Short exercise —
Only lines with the word "Definitives" are needed; collect each of them from the listing below.

Data to use —
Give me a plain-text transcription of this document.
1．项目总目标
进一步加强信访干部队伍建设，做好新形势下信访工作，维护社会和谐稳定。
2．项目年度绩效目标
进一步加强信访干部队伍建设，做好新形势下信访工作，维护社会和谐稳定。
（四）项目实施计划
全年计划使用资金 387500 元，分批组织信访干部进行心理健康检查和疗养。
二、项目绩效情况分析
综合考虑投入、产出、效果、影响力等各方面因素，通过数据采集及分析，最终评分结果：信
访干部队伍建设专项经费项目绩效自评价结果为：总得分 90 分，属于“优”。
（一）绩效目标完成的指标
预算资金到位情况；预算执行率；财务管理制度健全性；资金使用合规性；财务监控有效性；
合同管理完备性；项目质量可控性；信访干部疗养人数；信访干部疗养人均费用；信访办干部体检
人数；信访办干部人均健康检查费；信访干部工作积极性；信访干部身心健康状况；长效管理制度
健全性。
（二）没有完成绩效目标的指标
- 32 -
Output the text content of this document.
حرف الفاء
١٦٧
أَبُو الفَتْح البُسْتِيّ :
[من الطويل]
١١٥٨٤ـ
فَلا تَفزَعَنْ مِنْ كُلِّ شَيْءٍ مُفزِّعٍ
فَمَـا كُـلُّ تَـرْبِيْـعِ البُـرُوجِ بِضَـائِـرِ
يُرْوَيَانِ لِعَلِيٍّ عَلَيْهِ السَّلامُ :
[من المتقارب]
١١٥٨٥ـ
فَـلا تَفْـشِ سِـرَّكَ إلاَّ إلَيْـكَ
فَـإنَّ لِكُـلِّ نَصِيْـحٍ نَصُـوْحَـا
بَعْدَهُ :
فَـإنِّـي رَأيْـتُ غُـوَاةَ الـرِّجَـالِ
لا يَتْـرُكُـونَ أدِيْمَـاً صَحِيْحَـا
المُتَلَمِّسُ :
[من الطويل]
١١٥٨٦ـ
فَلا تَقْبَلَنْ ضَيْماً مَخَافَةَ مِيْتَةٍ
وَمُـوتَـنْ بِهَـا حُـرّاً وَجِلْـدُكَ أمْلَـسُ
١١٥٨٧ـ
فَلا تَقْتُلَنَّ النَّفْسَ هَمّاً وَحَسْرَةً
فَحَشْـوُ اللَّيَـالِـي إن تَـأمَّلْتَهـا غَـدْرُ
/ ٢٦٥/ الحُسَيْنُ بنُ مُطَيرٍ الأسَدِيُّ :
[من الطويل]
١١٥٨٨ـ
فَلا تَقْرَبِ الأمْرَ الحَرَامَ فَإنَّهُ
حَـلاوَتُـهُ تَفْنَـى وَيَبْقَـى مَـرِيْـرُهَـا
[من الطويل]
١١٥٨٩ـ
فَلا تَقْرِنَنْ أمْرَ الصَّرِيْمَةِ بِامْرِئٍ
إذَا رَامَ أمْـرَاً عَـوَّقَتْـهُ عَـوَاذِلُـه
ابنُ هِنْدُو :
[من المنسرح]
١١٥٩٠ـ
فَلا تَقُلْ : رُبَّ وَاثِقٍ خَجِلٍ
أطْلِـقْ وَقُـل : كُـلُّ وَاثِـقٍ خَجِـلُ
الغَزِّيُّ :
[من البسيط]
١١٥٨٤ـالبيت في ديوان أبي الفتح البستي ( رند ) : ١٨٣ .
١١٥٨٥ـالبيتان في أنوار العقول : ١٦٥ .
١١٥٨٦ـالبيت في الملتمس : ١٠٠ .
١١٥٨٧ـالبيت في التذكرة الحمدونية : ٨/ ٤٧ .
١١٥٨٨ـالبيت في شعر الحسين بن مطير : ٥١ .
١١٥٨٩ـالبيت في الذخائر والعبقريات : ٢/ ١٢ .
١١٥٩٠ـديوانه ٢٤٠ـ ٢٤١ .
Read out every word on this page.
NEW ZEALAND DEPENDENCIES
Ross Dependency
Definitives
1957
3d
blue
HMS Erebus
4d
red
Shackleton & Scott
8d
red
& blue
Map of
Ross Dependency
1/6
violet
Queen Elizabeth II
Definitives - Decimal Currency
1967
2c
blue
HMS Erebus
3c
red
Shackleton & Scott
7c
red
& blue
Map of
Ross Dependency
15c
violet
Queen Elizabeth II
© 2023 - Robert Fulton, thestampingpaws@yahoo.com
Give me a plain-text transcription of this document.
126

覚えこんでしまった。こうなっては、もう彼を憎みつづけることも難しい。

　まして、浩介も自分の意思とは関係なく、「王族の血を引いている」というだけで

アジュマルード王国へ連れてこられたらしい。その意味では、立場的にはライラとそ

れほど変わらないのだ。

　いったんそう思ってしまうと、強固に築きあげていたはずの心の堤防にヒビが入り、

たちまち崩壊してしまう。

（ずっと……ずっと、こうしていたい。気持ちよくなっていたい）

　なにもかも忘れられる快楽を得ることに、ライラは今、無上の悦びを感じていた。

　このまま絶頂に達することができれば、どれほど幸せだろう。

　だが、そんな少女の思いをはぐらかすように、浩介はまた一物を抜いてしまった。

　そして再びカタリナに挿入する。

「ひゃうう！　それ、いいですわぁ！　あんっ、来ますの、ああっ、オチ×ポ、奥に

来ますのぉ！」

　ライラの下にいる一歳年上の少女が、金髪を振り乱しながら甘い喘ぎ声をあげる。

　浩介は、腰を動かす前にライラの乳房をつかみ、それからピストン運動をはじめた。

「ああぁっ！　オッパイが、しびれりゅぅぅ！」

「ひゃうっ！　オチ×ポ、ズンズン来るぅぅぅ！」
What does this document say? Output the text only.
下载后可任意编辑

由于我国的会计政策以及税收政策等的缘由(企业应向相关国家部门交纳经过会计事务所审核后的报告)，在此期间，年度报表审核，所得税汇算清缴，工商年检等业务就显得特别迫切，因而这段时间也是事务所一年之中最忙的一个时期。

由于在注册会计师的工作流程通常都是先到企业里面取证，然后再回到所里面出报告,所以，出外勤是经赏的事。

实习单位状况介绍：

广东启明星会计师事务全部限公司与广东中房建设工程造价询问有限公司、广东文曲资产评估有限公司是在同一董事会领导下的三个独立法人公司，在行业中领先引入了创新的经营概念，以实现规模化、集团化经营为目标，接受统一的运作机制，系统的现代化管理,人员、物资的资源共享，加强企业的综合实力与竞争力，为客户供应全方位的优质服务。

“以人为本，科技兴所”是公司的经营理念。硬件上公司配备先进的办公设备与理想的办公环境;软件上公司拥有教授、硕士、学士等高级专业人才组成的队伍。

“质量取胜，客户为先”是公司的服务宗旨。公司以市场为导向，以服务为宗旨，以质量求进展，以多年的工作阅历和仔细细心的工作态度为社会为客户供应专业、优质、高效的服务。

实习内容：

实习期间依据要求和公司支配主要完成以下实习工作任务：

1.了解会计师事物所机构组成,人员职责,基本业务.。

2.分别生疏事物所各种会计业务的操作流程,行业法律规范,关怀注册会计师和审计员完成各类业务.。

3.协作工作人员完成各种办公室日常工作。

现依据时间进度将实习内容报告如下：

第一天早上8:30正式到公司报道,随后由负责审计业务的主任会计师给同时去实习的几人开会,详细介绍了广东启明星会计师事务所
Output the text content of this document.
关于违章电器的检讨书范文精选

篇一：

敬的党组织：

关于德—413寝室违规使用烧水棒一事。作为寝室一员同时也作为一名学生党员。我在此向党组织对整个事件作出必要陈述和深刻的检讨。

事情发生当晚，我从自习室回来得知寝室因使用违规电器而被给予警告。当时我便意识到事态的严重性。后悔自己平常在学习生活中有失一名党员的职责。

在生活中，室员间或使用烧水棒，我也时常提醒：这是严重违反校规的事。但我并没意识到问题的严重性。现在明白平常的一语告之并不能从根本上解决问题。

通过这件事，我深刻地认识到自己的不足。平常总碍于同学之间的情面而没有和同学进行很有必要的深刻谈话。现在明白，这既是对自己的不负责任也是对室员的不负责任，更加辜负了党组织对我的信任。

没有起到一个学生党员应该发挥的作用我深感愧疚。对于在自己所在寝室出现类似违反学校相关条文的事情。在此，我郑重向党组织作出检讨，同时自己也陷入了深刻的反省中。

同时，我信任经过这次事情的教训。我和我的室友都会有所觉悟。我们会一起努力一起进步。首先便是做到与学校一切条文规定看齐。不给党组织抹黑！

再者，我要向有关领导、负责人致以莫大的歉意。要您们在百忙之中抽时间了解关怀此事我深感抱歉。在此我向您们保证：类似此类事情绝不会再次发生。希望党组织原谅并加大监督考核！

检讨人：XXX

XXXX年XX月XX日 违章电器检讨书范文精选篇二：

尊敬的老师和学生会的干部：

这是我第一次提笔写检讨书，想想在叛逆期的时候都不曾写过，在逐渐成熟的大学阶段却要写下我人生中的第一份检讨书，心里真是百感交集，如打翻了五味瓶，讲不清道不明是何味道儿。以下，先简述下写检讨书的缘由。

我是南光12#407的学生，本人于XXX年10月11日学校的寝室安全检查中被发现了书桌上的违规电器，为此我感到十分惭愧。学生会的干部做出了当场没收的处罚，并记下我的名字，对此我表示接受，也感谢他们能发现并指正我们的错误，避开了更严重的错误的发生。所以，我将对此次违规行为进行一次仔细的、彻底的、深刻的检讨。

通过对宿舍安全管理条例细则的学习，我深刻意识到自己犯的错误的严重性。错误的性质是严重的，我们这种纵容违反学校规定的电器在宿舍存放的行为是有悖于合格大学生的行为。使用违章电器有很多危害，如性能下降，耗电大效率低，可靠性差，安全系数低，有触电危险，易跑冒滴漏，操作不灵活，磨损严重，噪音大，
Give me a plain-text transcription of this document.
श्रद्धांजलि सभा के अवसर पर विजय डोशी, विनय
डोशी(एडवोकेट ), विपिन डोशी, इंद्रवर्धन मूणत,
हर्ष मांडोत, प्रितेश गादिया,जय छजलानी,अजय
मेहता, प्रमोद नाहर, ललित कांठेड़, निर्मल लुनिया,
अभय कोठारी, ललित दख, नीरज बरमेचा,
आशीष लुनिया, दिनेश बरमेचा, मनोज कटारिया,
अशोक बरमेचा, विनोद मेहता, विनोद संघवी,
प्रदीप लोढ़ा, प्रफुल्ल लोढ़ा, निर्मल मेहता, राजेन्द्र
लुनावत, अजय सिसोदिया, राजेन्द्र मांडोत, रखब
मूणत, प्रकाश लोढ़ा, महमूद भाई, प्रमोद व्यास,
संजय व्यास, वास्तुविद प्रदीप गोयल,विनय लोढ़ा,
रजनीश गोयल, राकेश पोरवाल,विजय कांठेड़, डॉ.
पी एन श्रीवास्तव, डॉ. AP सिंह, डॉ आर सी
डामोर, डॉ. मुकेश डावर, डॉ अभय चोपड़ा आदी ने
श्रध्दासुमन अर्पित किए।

Exercise result —
Definitives
Definitives - Decimal Currency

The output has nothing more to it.